[TASK REQUIREMENTS]:
Exact repetition is required: output every record in full.

[EXTRACTED INFORMATION]:

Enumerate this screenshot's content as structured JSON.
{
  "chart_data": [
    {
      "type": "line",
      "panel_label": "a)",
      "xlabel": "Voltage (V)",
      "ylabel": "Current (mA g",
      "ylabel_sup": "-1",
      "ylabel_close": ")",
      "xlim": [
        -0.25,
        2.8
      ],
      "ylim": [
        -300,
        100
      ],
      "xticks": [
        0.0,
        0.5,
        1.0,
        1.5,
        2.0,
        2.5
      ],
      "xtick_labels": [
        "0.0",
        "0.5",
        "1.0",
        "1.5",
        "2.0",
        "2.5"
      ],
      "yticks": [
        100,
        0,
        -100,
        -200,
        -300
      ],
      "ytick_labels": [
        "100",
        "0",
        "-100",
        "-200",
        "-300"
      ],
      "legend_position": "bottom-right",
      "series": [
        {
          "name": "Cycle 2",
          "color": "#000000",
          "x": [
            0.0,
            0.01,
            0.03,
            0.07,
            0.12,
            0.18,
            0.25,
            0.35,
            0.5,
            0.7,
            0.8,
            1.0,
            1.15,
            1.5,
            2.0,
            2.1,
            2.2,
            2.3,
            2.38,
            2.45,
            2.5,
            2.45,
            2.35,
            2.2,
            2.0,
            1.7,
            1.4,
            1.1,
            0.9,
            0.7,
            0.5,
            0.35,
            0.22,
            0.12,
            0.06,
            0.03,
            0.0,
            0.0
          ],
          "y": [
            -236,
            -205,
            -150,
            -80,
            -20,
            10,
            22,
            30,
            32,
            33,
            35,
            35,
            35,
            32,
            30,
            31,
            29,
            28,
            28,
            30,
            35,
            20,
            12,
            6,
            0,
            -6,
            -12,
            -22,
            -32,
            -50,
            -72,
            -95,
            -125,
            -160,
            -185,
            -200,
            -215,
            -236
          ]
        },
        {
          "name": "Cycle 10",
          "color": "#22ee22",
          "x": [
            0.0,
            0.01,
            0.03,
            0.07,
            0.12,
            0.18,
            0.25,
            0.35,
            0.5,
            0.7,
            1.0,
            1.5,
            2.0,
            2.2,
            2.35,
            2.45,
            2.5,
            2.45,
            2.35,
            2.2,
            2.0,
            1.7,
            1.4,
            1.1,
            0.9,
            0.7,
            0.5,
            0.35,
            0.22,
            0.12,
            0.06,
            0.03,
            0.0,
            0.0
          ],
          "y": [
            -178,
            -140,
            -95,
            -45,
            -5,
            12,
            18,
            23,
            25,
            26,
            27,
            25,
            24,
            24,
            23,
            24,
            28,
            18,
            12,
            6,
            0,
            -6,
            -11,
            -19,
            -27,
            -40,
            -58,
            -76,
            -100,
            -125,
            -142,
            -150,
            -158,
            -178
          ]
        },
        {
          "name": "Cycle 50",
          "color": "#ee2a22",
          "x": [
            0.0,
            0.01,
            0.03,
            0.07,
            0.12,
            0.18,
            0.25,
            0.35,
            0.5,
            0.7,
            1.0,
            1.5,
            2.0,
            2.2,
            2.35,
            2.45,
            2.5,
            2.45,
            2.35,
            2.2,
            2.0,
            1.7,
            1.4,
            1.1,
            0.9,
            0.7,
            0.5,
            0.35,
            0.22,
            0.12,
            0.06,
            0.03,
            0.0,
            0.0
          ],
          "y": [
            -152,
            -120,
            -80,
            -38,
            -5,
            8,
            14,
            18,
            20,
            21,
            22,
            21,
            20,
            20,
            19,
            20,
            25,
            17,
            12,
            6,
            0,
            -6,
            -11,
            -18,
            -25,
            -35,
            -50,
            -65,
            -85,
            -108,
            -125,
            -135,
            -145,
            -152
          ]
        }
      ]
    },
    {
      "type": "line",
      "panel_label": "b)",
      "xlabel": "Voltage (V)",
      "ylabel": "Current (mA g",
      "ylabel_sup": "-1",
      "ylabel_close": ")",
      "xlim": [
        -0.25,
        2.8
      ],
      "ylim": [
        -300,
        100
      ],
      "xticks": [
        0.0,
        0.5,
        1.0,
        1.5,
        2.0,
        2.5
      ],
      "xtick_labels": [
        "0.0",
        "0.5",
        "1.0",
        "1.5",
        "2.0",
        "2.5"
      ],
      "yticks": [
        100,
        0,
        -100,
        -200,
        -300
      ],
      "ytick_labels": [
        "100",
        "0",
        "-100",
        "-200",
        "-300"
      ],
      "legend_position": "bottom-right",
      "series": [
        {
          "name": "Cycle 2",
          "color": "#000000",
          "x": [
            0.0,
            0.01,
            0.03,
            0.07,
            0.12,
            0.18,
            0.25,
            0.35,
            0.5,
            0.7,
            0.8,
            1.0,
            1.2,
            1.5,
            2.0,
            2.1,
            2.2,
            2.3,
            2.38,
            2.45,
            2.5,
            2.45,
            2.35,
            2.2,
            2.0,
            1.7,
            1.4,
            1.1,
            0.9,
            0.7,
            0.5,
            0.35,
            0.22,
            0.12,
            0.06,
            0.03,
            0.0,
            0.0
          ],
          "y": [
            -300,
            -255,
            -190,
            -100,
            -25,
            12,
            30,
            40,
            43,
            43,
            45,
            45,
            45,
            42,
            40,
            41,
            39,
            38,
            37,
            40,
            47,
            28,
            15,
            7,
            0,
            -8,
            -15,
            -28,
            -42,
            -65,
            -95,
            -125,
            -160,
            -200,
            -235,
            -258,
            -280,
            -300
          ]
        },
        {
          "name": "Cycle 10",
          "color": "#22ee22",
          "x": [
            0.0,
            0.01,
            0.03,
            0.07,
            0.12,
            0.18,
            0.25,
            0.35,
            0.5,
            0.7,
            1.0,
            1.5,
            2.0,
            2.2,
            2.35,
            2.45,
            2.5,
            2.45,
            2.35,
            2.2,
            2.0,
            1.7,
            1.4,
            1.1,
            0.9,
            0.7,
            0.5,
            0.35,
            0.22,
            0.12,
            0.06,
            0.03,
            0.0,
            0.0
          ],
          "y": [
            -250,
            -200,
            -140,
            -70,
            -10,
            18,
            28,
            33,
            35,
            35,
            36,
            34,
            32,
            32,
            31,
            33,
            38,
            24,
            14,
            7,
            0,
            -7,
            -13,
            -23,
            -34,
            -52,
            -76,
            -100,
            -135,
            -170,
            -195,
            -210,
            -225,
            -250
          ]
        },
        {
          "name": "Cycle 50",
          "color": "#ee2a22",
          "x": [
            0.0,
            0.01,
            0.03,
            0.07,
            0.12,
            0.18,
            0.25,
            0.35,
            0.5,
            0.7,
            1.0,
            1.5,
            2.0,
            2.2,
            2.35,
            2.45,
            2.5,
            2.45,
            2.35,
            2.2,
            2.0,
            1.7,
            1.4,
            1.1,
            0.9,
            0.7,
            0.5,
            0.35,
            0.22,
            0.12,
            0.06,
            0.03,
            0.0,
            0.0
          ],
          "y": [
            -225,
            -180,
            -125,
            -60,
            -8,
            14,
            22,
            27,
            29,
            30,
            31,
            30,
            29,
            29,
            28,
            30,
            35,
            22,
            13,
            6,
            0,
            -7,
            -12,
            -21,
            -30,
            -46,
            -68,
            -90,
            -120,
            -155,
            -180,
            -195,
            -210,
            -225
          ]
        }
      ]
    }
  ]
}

[SOLVED PROBLEM]:
Enumerate this screenshot's content as structured JSON.
{
  "chart_data": [
    {
      "type": "line",
      "panel_label": "a)",
      "xlabel": "Voltage (V)",
      "ylabel": "Current (mA g",
      "ylabel_sup": "-1",
      "ylabel_close": ")",
      "xlim": [
        -0.25,
        2.8
      ],
      "ylim": [
        -300,
        100
      ],
      "xticks": [
        0.0,
        0.5,
        1.0,
        1.5,
        2.0,
        2.5
      ],
      "xtick_labels": [
        "0.0",
        "0.5",
        "1.0",
        "1.5",
        "2.0",
        "2.5"
      ],
      "yticks": [
        100,
        0,
        -100,
        -200,
        -300
      ],
      "ytick_labels": [
        "100",
        "0",
        "-100",
        "-200",
        "-300"
      ],
      "legend_position": "bottom-right",
      "series": [
        {
          "name": "Cycle 2",
          "color": "#000000",
          "x": [
            0.0,
            0.01,
            0.03,
            0.07,
            0.12,
            0.18,
            0.25,
            0.35,
            0.5,
            0.7,
            0.8,
            1.0,
            1.15,
            1.5,
            2.0,
            2.1,
            2.2,
            2.3,
            2.38,
            2.45,
            2.5,
            2.45,
            2.35,
            2.2,
            2.0,
            1.7,
            1.4,
            1.1,
            0.9,
            0.7,
            0.5,
            0.35,
            0.22,
            0.12,
            0.06,
            0.03,
            0.0,
            0.0
          ],
          "y": [
            -236,
            -205,
            -150,
            -80,
            -20,
            10,
            22,
            30,
            32,
            33,
            35,
            35,
            35,
            32,
            30,
            31,
            29,
            28,
            28,
            30,
            35,
            20,
            12,
            6,
            0,
            -6,
            -12,
            -22,
            -32,
            -50,
            -72,
            -95,
            -125,
            -160,
            -185,
            -200,
            -215,
            -236
          ]
        },
        {
          "name": "Cycle 10",
          "color": "#22ee22",
          "x": [
            0.0,
            0.01,
            0.03,
            0.07,
            0.12,
            0.18,
            0.25,
            0.35,
            0.5,
            0.7,
            1.0,
            1.5,
            2.0,
            2.2,
            2.35,
            2.45,
            2.5,
            2.45,
            2.35,
            2.2,
            2.0,
            1.7,
            1.4,
            1.1,
            0.9,
            0.7,
            0.5,
            0.35,
            0.22,
            0.12,
            0.06,
            0.03,
            0.0,
            0.0
          ],
          "y": [
            -178,
            -140,
            -95,
            -45,
            -5,
            12,
            18,
            23,
            25,
            26,
            27,
            25,
            24,
            24,
            23,
            24,
            28,
            18,
            12,
            6,
            0,
            -6,
            -11,
            -19,
            -27,
            -40,
            -58,
            -76,
            -100,
            -125,
            -142,
            -150,
            -158,
            -178
          ]
        },
        {
          "name": "Cycle 50",
          "color": "#ee2a22",
          "x": [
            0.0,
            0.01,
            0.03,
            0.07,
            0.12,
            0.18,
            0.25,
            0.35,
            0.5,
            0.7,
            1.0,
            1.5,
            2.0,
            2.2,
            2.35,
            2.45,
            2.5,
            2.45,
            2.35,
            2.2,
            2.0,
            1.7,
            1.4,
            1.1,
            0.9,
            0.7,
            0.5,
            0.35,
            0.22,
            0.12,
            0.06,
            0.03,
            0.0,
            0.0
          ],
          "y": [
            -152,
            -120,
            -80,
            -38,
            -5,
            8,
            14,
            18,
            20,
            21,
            22,
            21,
            20,
            20,
            19,
            20,
            25,
            17,
            12,
            6,
            0,
            -6,
            -11,
            -18,
            -25,
            -35,
            -50,
            -65,
            -85,
            -108,
            -125,
            -135,
            -145,
            -152
          ]
        }
      ]
    },
    {
      "type": "line",
      "panel_label": "b)",
      "xlabel": "Voltage (V)",
      "ylabel": "Current (mA g",
      "ylabel_sup": "-1",
      "ylabel_close": ")",
      "xlim": [
        -0.25,
        2.8
      ],
      "ylim": [
        -300,
        100
      ],
      "xticks": [
        0.0,
        0.5,
        1.0,
        1.5,
        2.0,
        2.5
      ],
      "xtick_labels": [
        "0.0",
        "0.5",
        "1.0",
        "1.5",
        "2.0",
        "2.5"
      ],
      "yticks": [
        100,
        0,
        -100,
        -200,
        -300
      ],
      "ytick_labels": [
        "100",
        "0",
        "-100",
        "-200",
        "-300"
      ],
      "legend_position": "bottom-right",
      "series": [
        {
          "name": "Cycle 2",
          "color": "#000000",
          "x": [
            0.0,
            0.01,
            0.03,
            0.07,
            0.12,
            0.18,
            0.25,
            0.35,
            0.5,
            0.7,
            0.8,
            1.0,
            1.2,
            1.5,
            2.0,
            2.1,
            2.2,
            2.3,
            2.38,
            2.45,
            2.5,
            2.45,
            2.35,
            2.2,
            2.0,
            1.7,
            1.4,
            1.1,
            0.9,
            0.7,
            0.5,
            0.35,
            0.22,
            0.12,
            0.06,
            0.03,
            0.0,
            0.0
          ],
          "y": [
            -300,
            -255,
            -190,
            -100,
            -25,
            12,
            30,
            40,
            43,
            43,
            45,
            45,
            45,
            42,
            40,
            41,
            39,
            38,
            37,
            40,
            47,
            28,
            15,
            7,
            0,
            -8,
            -15,
            -28,
            -42,
            -65,
            -95,
            -125,
            -160,
            -200,
            -235,
            -258,
            -280,
            -300
          ]
        },
        {
          "name": "Cycle 10",
          "color": "#22ee22",
          "x": [
            0.0,
            0.01,
            0.03,
            0.07,
            0.12,
            0.18,
            0.25,
            0.35,
            0.5,
            0.7,
            1.0,
            1.5,
            2.0,
            2.2,
            2.35,
            2.45,
            2.5,
            2.45,
            2.35,
            2.2,
            2.0,
            1.7,
            1.4,
            1.1,
            0.9,
            0.7,
            0.5,
            0.35,
            0.22,
            0.12,
            0.06,
            0.03,
            0.0,
            0.0
          ],
          "y": [
            -250,
            -200,
            -140,
            -70,
            -10,
            18,
            28,
            33,
            35,
            35,
            36,
            34,
            32,
            32,
            31,
            33,
            38,
            24,
            14,
            7,
            0,
            -7,
            -13,
            -23,
            -34,
            -52,
            -76,
            -100,
            -135,
            -170,
            -195,
            -210,
            -225,
            -250
          ]
        },
        {
          "name": "Cycle 50",
          "color": "#ee2a22",
          "x": [
            0.0,
            0.01,
            0.03,
            0.07,
            0.12,
            0.18,
            0.25,
            0.35,
            0.5,
            0.7,
            1.0,
            1.5,
            2.0,
            2.2,
            2.35,
            2.45,
            2.5,
            2.45,
            2.35,
            2.2,
            2.0,
            1.7,
            1.4,
            1.1,
            0.9,
            0.7,
            0.5,
            0.35,
            0.22,
            0.12,
            0.06,
            0.03,
            0.0,
            0.0
          ],
          "y": [
            -225,
            -180,
            -125,
            -60,
            -8,
            14,
            22,
            27,
            29,
            30,
            31,
            30,
            29,
            29,
            28,
            30,
            35,
            22,
            13,
            6,
            0,
            -7,
            -12,
            -21,
            -30,
            -46,
            -68,
            -90,
            -120,
            -155,
            -180,
            -195,
            -210,
            -225
          ]
        }
      ]
    }
  ]
}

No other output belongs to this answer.